-- START OF Exercise inputs --
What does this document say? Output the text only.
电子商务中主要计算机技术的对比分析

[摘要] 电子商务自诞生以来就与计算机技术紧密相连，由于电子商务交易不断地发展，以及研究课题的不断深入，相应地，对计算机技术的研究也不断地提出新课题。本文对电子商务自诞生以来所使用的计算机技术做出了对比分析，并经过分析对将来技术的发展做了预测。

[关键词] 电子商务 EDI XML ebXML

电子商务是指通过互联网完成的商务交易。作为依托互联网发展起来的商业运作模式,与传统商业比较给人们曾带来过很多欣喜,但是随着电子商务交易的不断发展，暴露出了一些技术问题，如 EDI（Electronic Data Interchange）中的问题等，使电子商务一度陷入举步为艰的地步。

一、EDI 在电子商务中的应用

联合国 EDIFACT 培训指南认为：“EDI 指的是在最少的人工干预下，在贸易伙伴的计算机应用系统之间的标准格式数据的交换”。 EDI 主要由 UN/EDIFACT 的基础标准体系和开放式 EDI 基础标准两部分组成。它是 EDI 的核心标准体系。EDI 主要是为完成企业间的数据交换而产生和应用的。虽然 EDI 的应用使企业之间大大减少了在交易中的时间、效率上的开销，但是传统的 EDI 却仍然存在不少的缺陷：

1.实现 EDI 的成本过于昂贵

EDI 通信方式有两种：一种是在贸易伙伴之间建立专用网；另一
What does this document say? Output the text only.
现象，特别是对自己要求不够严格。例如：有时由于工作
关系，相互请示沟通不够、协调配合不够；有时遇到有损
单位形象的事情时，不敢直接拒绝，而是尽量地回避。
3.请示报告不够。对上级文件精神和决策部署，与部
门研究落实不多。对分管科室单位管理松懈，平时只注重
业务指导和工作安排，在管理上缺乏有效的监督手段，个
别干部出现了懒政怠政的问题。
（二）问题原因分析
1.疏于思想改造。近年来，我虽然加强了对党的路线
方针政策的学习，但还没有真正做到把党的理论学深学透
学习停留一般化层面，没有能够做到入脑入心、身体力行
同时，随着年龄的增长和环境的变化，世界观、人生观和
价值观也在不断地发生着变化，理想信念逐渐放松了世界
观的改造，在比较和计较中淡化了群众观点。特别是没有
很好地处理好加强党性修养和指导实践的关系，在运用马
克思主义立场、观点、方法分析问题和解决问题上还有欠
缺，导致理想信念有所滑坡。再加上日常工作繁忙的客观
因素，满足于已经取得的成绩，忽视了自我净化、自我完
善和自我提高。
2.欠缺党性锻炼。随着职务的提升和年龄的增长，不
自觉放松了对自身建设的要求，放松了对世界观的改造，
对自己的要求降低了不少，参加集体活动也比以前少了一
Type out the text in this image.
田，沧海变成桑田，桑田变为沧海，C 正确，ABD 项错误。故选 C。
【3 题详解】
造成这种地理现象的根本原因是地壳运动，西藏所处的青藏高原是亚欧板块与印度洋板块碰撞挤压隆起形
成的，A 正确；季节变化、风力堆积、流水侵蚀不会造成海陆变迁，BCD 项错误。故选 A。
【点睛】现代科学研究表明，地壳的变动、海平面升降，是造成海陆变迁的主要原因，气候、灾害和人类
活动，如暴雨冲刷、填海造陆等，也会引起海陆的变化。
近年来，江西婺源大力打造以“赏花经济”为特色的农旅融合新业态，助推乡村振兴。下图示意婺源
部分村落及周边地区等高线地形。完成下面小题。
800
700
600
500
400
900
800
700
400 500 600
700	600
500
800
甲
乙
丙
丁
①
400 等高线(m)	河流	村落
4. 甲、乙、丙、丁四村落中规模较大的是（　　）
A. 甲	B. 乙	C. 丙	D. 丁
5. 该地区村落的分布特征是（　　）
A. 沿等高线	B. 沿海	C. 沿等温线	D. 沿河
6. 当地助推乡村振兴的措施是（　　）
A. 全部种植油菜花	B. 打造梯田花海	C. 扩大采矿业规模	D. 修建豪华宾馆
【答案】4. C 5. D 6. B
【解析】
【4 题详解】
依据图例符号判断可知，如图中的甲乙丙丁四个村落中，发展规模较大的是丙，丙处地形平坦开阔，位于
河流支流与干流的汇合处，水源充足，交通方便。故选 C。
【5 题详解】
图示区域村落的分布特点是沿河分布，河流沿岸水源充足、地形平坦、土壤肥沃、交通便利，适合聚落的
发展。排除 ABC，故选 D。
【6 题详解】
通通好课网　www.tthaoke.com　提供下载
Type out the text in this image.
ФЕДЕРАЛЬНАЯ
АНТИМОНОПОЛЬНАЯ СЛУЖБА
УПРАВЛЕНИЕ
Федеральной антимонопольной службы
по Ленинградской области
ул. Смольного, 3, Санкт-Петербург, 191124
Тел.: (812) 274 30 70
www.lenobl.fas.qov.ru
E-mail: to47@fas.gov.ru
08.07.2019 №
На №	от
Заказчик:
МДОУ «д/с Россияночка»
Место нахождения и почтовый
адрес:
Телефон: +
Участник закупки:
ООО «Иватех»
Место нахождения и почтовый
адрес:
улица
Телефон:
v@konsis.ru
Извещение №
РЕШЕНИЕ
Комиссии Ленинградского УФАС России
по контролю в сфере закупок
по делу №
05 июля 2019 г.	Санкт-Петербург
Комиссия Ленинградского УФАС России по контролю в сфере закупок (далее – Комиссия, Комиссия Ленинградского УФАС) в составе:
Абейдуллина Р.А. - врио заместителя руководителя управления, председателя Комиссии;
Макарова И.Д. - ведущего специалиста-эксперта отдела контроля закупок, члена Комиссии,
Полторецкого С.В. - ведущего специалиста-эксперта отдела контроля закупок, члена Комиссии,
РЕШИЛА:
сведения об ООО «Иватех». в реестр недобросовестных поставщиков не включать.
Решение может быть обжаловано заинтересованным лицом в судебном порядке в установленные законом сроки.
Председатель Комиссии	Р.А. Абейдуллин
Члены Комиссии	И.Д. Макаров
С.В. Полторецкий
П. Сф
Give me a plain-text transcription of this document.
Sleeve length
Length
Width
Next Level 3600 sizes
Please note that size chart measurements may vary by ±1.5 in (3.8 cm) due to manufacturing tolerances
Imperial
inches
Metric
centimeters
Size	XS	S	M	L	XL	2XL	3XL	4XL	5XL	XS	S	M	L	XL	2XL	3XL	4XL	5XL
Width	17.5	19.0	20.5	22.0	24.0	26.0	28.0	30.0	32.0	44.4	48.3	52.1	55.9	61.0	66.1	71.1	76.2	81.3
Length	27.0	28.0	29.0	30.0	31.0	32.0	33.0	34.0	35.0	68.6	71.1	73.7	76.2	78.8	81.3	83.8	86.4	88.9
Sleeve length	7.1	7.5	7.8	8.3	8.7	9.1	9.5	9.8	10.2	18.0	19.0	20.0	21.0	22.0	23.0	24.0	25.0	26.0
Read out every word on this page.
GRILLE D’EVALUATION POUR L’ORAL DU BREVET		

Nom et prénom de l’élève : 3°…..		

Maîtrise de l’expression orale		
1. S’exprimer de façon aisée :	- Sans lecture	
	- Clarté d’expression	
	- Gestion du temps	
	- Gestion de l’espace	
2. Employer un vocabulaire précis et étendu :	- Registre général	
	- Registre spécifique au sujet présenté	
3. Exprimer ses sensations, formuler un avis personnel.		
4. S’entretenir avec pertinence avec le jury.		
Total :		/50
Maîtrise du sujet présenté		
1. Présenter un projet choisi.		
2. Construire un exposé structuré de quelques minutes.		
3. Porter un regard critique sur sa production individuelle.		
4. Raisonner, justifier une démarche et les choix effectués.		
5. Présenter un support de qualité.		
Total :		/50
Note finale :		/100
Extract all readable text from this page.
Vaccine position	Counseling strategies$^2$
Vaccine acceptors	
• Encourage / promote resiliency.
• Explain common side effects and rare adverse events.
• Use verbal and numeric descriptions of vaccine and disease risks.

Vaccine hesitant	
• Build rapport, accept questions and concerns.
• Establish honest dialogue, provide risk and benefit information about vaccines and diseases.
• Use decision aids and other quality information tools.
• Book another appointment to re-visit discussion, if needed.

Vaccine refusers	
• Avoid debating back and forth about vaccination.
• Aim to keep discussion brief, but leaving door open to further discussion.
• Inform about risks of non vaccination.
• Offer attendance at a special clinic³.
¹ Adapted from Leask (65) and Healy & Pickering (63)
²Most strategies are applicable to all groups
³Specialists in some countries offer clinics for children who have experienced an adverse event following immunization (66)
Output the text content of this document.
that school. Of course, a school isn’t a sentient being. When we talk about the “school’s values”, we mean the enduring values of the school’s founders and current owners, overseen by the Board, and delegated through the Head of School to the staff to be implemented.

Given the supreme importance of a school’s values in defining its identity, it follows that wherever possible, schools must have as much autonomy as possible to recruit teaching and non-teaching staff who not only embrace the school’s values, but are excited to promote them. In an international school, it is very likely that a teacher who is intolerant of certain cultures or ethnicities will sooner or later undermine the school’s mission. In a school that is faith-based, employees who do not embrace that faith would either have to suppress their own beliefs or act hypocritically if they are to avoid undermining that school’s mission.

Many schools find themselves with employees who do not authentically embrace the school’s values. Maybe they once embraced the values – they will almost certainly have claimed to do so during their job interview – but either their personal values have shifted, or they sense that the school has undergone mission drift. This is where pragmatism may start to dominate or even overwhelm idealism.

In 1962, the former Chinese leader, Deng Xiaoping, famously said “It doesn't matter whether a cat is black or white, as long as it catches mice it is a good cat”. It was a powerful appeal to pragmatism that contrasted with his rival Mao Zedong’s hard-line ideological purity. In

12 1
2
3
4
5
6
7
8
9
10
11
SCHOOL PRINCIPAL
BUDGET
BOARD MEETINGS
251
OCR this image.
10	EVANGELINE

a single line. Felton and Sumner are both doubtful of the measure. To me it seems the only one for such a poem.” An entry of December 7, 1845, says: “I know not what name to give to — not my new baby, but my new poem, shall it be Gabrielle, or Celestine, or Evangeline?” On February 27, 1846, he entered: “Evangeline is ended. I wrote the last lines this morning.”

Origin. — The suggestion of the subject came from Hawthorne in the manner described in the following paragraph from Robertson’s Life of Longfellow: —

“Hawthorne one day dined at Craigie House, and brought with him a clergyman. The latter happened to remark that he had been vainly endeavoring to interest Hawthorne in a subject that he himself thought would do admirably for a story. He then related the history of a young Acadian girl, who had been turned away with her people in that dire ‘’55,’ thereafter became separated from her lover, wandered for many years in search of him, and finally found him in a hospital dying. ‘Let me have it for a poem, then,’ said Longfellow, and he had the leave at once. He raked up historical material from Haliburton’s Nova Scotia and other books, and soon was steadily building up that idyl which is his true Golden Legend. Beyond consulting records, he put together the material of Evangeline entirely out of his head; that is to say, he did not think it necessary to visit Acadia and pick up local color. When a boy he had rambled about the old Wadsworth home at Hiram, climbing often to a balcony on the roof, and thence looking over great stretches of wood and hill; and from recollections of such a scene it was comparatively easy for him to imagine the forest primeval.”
-- END OF Exercise inputs --
Exercise objective.
Copy out every line where the word "Иватех" occurs.

Exercise response.
ООО «Иватех»
сведения об ООО «Иватех». в реестр недобросовестных поставщиков не включать.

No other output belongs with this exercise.